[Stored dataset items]
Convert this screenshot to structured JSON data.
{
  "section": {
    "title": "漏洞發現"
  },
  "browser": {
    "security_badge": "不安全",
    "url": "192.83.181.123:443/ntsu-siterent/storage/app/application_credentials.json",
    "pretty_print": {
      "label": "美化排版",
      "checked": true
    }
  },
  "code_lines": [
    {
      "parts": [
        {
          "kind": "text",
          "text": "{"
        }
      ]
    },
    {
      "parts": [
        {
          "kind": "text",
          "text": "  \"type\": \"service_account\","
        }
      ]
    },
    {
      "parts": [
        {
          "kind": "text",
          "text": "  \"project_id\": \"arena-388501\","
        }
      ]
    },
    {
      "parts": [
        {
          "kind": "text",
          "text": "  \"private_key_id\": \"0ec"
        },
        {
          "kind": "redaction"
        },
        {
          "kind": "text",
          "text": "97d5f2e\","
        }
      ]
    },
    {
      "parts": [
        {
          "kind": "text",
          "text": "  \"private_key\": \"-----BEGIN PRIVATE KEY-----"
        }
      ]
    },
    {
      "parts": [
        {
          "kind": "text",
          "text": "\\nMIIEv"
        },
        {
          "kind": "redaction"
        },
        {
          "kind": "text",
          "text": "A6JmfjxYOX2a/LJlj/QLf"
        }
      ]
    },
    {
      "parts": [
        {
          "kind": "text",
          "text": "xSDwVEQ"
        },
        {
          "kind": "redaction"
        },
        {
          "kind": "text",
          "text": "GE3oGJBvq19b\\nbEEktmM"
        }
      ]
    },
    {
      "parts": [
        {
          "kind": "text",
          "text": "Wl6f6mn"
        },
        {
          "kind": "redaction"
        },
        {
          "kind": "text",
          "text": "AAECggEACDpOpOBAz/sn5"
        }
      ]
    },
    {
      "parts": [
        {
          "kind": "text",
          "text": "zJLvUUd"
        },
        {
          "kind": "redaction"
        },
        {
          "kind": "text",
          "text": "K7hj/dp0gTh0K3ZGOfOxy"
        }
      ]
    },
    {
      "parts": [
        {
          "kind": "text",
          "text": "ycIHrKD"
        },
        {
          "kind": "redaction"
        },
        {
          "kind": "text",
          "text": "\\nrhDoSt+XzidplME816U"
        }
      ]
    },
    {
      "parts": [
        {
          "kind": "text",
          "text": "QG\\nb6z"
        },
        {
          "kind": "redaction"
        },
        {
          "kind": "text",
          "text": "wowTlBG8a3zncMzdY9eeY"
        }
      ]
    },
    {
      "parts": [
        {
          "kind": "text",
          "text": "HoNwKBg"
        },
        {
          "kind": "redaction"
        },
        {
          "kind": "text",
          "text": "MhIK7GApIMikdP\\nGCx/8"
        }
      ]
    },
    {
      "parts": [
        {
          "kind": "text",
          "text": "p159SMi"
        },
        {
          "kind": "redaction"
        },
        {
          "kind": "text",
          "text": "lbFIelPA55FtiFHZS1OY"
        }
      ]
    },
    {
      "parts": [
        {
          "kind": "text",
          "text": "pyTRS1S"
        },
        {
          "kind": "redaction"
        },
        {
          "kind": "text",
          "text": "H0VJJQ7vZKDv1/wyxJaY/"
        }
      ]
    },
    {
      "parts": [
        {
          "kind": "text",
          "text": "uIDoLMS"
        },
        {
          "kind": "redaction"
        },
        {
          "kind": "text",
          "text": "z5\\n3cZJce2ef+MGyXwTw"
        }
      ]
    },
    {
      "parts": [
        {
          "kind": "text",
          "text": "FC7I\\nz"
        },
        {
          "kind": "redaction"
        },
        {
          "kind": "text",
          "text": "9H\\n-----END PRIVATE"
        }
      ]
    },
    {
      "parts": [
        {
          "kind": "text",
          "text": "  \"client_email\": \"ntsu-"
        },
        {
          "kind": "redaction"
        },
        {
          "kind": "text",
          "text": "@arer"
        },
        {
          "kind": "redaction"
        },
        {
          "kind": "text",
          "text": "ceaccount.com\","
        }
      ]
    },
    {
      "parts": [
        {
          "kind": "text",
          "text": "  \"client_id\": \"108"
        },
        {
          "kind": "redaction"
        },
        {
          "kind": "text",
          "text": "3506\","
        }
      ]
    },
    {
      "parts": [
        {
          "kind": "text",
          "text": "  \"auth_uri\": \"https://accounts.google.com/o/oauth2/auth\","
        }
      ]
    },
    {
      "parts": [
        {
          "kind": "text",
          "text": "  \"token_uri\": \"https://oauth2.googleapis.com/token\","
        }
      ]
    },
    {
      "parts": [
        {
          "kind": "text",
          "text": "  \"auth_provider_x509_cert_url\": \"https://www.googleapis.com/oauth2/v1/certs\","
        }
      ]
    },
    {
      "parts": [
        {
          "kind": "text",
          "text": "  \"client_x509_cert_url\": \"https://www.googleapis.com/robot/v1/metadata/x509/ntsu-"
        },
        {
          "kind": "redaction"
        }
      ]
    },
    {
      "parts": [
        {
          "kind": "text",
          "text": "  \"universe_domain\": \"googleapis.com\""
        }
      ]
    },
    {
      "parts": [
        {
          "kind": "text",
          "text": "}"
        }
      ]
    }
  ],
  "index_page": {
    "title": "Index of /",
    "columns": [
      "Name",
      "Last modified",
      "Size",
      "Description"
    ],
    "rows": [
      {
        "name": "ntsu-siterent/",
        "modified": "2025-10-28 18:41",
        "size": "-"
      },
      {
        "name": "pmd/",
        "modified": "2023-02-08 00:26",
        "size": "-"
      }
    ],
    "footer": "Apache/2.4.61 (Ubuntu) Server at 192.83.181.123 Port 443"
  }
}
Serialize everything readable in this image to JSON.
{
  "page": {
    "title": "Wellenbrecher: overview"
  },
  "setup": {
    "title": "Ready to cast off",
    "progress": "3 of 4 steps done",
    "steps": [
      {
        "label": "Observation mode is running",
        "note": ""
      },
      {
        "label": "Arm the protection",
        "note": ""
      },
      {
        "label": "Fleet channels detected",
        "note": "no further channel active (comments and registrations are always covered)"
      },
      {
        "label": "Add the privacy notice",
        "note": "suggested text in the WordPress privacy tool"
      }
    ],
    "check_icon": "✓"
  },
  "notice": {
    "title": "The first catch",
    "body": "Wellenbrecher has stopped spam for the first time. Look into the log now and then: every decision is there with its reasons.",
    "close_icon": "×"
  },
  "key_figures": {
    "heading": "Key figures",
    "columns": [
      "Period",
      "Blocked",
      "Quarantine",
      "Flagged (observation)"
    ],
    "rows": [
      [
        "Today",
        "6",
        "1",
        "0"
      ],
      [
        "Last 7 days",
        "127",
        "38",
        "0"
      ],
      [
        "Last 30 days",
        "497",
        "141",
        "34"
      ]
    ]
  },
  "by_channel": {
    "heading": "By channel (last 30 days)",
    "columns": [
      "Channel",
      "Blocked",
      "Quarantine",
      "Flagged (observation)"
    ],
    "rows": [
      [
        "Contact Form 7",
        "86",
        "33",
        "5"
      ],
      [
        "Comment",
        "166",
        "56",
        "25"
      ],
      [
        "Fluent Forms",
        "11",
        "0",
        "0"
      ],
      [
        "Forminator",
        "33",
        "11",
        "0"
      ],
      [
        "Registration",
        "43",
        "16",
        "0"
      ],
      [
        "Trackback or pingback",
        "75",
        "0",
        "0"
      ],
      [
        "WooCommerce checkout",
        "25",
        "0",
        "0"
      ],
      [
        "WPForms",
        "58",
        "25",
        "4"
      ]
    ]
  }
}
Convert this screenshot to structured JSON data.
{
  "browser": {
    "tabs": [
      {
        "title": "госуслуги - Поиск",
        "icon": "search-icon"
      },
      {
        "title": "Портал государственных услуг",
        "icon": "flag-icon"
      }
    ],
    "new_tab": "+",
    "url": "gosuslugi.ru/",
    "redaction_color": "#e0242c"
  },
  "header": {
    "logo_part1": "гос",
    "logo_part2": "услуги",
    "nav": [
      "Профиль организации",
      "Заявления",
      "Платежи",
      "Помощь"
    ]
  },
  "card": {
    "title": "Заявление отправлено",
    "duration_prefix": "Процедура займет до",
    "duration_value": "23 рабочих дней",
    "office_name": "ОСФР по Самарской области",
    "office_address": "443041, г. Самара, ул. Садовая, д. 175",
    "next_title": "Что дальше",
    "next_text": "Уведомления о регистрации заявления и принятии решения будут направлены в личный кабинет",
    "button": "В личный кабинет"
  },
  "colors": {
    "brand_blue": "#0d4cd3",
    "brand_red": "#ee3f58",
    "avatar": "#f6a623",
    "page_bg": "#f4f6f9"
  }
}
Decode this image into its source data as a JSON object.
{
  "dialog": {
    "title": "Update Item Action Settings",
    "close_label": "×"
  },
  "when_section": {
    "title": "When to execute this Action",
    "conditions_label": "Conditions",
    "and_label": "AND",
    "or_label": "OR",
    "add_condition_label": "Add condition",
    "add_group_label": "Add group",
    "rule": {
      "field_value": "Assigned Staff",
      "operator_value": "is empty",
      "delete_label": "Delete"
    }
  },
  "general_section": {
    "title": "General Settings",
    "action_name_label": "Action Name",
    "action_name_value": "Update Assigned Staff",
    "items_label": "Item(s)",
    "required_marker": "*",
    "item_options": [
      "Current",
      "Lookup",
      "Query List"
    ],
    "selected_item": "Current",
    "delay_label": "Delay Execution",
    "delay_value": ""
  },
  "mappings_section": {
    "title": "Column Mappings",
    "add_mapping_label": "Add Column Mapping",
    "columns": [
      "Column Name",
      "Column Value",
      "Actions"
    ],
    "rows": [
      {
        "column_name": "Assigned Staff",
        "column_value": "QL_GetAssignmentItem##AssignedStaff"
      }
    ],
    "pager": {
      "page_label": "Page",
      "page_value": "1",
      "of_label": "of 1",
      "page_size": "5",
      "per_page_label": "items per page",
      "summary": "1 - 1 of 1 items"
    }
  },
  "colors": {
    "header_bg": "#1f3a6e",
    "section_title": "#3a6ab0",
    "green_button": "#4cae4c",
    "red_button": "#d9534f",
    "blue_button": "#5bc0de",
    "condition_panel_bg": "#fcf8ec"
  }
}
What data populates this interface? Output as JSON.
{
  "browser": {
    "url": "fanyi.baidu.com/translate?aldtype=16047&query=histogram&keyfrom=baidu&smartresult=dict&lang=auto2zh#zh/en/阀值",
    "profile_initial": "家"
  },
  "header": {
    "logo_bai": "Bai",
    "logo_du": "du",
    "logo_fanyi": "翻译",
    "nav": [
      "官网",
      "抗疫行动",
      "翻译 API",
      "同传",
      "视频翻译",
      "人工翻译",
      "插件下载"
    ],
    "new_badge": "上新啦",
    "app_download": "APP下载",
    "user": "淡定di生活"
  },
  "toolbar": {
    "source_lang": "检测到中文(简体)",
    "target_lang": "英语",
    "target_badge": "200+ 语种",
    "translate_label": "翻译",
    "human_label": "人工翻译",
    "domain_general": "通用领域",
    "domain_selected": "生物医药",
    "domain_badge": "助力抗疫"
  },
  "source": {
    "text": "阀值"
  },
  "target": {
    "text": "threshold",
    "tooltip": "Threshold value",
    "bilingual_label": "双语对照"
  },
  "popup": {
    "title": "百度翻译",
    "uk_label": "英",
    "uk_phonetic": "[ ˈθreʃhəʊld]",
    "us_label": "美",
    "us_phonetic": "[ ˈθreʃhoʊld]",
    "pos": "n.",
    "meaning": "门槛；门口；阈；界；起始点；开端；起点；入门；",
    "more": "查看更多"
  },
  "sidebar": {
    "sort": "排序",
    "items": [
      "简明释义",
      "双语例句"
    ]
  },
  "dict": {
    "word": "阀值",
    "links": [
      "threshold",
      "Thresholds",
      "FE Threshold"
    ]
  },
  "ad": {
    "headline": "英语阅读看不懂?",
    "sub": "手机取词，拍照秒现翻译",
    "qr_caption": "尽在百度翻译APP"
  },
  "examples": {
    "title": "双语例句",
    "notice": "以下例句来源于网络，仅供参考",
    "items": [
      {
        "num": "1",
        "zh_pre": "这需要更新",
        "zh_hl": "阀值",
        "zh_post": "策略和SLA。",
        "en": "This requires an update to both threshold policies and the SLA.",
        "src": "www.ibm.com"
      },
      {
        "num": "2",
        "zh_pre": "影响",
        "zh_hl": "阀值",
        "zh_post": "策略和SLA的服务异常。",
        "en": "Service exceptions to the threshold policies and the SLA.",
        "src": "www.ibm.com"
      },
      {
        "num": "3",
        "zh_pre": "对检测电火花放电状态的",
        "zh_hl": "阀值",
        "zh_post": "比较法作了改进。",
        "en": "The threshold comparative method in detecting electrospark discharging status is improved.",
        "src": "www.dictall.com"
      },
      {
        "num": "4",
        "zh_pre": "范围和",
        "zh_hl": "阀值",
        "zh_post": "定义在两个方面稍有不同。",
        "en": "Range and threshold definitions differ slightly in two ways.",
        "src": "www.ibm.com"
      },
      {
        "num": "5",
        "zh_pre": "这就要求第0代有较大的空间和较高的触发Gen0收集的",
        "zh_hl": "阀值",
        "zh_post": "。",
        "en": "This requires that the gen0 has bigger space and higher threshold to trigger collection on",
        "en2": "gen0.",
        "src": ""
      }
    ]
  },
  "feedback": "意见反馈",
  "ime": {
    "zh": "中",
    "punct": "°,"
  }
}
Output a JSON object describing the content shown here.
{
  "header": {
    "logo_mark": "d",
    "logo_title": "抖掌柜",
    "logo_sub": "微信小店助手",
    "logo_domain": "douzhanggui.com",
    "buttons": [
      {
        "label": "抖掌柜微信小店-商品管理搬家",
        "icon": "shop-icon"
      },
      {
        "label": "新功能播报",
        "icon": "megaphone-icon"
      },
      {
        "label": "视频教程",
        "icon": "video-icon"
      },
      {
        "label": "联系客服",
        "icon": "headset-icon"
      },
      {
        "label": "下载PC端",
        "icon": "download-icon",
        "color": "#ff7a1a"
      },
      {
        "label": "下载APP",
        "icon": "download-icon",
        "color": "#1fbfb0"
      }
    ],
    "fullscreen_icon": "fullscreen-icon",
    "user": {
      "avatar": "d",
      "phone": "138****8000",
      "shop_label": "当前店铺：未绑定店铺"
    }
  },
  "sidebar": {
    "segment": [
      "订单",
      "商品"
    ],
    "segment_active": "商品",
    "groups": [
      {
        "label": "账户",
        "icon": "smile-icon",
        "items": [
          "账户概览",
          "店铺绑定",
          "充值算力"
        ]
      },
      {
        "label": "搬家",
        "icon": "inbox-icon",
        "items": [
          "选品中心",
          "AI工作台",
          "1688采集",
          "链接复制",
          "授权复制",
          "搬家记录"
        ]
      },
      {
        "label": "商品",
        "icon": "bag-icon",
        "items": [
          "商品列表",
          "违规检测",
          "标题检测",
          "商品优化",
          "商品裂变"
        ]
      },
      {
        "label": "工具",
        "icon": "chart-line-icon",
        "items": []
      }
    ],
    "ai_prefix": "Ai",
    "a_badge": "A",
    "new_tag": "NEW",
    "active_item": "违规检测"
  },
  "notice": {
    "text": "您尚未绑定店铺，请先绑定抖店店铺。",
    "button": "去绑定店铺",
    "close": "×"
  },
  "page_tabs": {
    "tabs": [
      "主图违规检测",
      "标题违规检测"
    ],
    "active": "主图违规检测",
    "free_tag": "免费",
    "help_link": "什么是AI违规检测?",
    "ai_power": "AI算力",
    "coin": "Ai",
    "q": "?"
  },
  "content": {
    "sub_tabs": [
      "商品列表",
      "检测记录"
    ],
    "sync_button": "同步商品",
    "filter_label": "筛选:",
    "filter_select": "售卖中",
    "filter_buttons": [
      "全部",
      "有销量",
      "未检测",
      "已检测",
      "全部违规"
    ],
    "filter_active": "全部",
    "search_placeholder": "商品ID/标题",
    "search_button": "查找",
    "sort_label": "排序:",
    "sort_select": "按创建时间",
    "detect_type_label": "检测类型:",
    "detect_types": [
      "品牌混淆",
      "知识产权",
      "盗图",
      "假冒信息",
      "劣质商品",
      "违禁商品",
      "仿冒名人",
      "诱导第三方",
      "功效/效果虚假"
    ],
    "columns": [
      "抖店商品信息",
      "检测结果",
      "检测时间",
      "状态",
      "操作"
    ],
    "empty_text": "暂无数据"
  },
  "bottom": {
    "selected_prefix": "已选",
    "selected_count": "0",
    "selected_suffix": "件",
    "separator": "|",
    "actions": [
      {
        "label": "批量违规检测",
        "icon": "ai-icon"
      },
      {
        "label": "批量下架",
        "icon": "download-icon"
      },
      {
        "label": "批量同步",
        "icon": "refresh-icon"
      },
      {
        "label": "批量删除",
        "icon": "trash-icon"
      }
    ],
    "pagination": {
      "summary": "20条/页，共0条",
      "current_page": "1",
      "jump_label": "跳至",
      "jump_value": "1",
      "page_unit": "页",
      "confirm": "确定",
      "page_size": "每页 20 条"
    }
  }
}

- _What you have to do_
Of the lines in the listing, how many hold the word "siterent"? Nothing but the number is needed.

- _Task response_
2